Your objective –
Rewrite the material from its start through the line containing "row-expand-chevron-icon[interactable] [1121,389,1149,401]", switching "cell-params" to "cell-arguments" and leaving everything else unchanged.

Dataset entries –
•••
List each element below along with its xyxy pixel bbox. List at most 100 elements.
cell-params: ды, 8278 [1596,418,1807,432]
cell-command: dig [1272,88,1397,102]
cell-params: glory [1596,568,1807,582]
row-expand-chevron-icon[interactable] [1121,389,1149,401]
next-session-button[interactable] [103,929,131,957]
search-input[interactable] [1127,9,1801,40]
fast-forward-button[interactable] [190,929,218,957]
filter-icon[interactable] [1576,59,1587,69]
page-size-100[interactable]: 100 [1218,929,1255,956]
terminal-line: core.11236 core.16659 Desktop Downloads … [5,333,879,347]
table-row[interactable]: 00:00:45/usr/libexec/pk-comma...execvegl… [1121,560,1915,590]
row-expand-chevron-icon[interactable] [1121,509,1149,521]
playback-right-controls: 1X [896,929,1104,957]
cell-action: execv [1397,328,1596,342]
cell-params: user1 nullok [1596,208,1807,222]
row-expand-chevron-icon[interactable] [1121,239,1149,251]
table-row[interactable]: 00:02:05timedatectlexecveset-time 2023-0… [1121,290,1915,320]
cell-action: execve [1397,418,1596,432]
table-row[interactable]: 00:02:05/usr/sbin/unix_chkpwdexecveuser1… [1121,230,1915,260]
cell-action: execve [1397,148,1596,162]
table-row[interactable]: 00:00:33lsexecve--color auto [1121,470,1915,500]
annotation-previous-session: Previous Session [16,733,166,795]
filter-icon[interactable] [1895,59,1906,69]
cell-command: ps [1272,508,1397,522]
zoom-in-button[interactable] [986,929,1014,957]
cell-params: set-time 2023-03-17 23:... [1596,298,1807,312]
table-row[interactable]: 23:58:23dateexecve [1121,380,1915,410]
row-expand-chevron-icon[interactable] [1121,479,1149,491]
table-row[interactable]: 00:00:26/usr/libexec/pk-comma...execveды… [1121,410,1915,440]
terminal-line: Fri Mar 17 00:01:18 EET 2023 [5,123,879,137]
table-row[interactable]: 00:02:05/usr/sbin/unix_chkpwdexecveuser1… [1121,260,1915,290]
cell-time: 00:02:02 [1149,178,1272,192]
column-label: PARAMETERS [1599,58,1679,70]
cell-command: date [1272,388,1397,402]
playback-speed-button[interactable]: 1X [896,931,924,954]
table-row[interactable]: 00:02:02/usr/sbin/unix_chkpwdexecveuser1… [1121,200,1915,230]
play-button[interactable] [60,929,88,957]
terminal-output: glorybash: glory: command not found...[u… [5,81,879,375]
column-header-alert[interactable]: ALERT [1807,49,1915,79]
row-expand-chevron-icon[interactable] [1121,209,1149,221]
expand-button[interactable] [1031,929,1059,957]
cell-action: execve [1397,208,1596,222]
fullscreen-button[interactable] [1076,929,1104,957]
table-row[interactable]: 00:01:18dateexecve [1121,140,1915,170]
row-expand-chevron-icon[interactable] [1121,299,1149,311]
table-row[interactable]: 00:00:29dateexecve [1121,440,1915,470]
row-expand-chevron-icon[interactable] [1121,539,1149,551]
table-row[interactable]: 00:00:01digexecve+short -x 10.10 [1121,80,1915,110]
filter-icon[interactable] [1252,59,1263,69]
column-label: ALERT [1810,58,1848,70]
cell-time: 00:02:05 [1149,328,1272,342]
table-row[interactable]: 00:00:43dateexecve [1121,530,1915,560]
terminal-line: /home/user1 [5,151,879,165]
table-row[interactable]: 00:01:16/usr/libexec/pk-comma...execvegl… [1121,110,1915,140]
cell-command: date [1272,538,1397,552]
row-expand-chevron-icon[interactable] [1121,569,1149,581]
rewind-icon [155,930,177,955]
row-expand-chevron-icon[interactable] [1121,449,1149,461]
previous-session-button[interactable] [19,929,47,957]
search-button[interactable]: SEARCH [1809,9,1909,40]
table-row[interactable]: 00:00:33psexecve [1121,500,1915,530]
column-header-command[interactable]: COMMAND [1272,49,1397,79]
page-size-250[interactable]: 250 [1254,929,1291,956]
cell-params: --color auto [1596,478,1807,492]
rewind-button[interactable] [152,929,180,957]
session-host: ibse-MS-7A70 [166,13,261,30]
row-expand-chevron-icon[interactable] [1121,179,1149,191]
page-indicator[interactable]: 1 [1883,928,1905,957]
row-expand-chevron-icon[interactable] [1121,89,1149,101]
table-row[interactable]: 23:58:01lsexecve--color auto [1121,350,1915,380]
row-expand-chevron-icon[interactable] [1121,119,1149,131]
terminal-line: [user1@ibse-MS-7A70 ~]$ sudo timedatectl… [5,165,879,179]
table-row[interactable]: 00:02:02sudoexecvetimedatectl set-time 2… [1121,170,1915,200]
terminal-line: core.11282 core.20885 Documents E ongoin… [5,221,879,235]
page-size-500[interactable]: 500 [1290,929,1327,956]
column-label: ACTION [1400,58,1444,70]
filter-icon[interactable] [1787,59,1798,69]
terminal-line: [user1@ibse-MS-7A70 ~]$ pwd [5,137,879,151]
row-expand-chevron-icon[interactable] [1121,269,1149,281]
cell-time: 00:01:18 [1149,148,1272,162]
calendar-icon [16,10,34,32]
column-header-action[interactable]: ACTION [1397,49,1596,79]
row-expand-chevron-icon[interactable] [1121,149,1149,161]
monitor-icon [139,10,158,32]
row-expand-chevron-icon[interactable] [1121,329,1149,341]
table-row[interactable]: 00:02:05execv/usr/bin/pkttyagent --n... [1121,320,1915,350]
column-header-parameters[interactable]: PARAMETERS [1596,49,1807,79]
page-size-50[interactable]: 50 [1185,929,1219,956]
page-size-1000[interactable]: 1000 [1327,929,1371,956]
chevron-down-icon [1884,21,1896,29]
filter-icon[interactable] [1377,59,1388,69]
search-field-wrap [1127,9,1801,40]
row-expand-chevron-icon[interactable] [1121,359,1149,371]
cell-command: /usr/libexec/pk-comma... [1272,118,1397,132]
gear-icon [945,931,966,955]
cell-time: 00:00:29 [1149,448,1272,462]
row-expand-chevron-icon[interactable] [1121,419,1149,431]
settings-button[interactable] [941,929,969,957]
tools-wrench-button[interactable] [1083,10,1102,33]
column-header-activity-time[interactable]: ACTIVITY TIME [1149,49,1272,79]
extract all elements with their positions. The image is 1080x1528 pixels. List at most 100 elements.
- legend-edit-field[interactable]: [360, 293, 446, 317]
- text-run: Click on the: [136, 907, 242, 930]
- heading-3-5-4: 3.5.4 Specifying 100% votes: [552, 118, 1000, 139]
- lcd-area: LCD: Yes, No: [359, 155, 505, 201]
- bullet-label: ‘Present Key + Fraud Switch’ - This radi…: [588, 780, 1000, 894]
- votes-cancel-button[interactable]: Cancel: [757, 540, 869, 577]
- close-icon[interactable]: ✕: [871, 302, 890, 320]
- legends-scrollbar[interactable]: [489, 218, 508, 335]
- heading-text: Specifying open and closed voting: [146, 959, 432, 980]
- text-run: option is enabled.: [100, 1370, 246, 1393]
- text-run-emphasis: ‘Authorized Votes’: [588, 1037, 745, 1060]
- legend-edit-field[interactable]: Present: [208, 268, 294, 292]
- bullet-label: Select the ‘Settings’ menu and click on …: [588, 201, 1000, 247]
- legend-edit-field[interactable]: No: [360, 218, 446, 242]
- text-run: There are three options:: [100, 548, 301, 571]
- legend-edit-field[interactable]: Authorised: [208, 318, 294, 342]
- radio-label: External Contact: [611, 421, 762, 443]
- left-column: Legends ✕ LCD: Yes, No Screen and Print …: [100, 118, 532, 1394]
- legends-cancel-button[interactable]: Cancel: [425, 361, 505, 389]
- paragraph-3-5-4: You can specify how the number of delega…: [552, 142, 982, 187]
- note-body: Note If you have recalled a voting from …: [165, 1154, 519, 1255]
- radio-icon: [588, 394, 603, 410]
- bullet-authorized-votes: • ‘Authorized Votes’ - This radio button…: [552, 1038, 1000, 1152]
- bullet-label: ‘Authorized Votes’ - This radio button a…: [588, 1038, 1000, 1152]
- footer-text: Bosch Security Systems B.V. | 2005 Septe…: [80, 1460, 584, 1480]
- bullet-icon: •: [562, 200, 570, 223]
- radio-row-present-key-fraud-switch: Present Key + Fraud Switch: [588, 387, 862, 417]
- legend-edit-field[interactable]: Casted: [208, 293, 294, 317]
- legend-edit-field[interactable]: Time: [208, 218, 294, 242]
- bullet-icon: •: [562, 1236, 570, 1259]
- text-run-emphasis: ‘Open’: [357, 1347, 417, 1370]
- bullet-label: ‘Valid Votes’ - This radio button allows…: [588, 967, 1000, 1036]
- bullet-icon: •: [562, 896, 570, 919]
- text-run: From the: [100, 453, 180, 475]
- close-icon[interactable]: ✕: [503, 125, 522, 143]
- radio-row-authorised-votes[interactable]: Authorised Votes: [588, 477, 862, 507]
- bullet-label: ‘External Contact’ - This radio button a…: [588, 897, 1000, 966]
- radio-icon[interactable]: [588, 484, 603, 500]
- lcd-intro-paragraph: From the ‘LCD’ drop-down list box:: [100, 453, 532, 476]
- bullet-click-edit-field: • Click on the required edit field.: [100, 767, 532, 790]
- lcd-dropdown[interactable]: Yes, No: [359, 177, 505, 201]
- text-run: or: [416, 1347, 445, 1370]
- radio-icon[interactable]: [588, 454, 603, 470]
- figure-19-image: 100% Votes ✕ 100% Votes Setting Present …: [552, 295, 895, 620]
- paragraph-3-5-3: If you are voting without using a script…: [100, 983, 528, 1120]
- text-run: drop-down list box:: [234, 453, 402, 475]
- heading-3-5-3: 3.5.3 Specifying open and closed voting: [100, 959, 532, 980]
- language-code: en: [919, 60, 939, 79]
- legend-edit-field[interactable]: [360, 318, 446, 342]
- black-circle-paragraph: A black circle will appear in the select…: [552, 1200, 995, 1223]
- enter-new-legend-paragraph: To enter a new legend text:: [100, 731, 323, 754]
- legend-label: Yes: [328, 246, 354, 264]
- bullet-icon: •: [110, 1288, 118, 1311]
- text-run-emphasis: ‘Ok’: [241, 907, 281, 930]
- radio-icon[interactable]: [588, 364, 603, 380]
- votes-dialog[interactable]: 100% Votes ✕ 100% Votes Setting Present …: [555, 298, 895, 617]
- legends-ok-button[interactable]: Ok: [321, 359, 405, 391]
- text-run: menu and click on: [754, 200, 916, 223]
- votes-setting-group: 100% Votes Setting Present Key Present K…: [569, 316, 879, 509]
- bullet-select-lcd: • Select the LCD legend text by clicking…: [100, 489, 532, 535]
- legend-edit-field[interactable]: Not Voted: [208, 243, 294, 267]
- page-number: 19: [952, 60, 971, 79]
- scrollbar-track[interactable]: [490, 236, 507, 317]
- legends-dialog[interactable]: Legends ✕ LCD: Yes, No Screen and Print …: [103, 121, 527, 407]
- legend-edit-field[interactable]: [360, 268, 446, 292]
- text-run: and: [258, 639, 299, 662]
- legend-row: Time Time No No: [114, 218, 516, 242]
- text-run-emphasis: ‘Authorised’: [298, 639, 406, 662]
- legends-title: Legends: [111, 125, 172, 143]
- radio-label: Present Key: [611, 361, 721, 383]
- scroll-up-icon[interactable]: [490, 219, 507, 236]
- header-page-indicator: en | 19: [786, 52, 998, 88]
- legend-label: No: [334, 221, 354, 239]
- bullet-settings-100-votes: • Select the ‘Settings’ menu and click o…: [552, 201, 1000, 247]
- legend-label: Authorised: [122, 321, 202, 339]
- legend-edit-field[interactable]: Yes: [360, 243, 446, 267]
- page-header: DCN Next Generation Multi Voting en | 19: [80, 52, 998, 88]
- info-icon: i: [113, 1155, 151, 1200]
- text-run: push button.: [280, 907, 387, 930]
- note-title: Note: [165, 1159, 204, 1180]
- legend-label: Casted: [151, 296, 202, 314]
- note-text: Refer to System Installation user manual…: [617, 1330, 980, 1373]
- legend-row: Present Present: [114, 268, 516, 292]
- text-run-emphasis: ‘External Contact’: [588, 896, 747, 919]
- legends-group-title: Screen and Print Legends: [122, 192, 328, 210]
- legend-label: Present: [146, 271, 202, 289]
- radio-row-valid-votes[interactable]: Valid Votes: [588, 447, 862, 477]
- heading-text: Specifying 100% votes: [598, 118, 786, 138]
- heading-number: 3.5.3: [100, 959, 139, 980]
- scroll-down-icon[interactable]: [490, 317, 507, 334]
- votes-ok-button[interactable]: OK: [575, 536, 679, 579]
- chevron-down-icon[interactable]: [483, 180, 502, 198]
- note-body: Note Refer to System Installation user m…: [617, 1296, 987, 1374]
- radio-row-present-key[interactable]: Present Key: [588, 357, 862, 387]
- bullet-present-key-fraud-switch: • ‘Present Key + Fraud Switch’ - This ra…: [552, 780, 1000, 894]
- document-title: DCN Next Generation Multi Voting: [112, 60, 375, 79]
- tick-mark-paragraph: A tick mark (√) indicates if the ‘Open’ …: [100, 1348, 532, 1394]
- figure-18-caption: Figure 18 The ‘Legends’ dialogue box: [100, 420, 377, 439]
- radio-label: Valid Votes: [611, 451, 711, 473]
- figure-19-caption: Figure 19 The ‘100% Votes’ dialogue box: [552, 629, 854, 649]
•••
Written solution –
List each element below along with its xyxy pixel bbox. List at most 100 elements.
cell-arguments: ды, 8278 [1596,418,1807,432]
cell-command: dig [1272,88,1397,102]
cell-arguments: glory [1596,568,1807,582]
row-expand-chevron-icon[interactable] [1121,389,1149,401]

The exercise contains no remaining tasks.